begin Available data
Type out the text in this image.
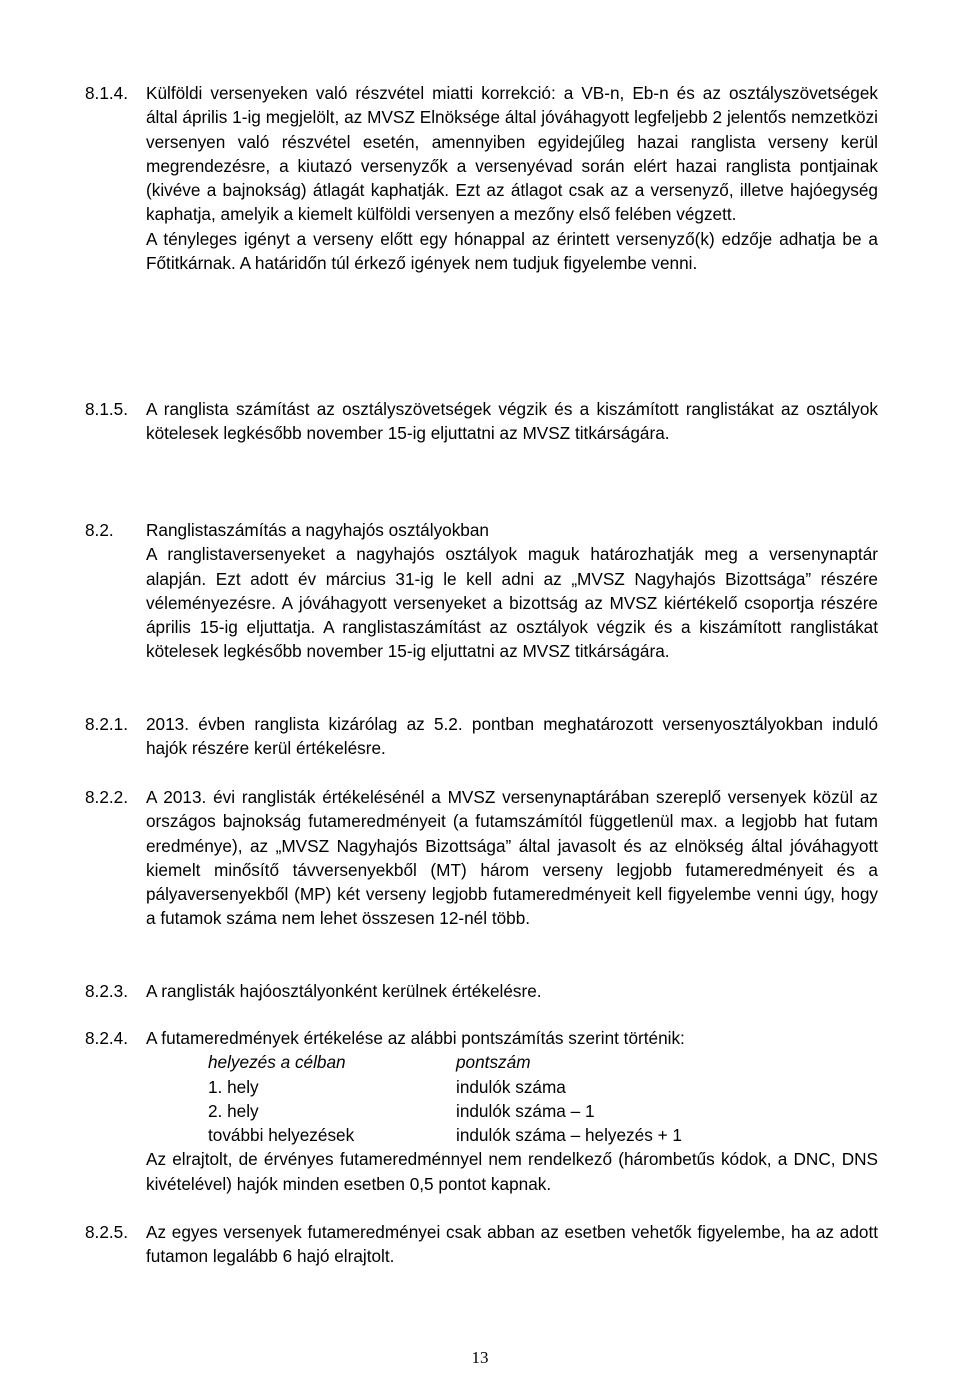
8.1.4. Külföldi versenyeken való részvétel miatti korrekció: a VB-n, Eb-n és az osztályszövetségek által április 1-ig megjelölt, az MVSZ Elnöksége által jóváhagyott legfeljebb 2 jelentős nemzetközi versenyen való részvétel esetén, amennyiben egyidejűleg hazai ranglista verseny kerül megrendezésre, a kiutazó versenyzők a versenyévad során elért hazai ranglista pontjainak (kivéve a bajnokság) átlagát kaphatják. Ezt az átlagot csak az a versenyző, illetve hajóegység kaphatja, amelyik a kiemelt külföldi versenyen a mezőny első felében végzett.

A tényleges igényt a verseny előtt egy hónappal az érintett versenyző(k) edzője adhatja be a Főtitkárnak. A határidőn túl érkező igények nem tudjuk figyelembe venni.

8.1.5. A ranglista számítást az osztályszövetségek végzik és a kiszámított ranglistákat az osztályok kötelesek legkésőbb november 15-ig eljuttatni az MVSZ titkárságára.

8.2. Ranglistaszámítás a nagyhajós osztályokban

A ranglistaversenyeket a nagyhajós osztályok maguk határozhatják meg a versenynaptár alapján. Ezt adott év március 31-ig le kell adni az „MVSZ Nagyhajós Bizottsága” részére véleményezésre. A jóváhagyott versenyeket a bizottság az MVSZ kiértékelő csoportja részére április 15-ig eljuttatja. A ranglistaszámítást az osztályok végzik és a kiszámított ranglistákat kötelesek legkésőbb november 15-ig eljuttatni az MVSZ titkárságára.

8.2.1. 2013. évben ranglista kizárólag az 5.2. pontban meghatározott versenyosztályokban induló hajók részére kerül értékelésre.

8.2.2. A 2013. évi ranglisták értékelésénél a MVSZ versenynaptárában szereplő versenyek közül az országos bajnokság futameredményeit (a futamszámítól függetlenül max. a legjobb hat futam eredménye), az „MVSZ Nagyhajós Bizottsága” által javasolt és az elnökség által jóváhagyott kiemelt minősítő távversenyekből (MT) három verseny legjobb futameredményeit és a pályaversenyekből (MP) két verseny legjobb futameredményeit kell figyelembe venni úgy, hogy a futamok száma nem lehet összesen 12-nél több.

8.2.3. A ranglisták hajóosztályonként kerülnek értékelésre.

8.2.4. A futameredmények értékelése az alábbi pontszámítás szerint történik:

helyezés a célban	pontszám
1. hely	indulók száma
2. hely	indulók száma – 1
további helyezések	indulók száma – helyezés + 1

Az elrajtolt, de érvényes futameredménnyel nem rendelkező (hárombetűs kódok, a DNC, DNS kivételével) hajók minden esetben 0,5 pontot kapnak.

8.2.5. Az egyes versenyek futameredményei csak abban az esetben vehetők figyelembe, ha az adott futamon legalább 6 hajó elrajtolt.

13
end Available data
Description of the task> Among the entries above, identify all lines with "értékelésre" and copy them.

Finished exercise>
8.2.1. 2013. évben ranglista kizárólag az 5.2. pontban meghatározott versenyosztályokban induló hajók részére kerül értékelésre.
8.2.3. A ranglisták hajóosztályonként kerülnek értékelésre.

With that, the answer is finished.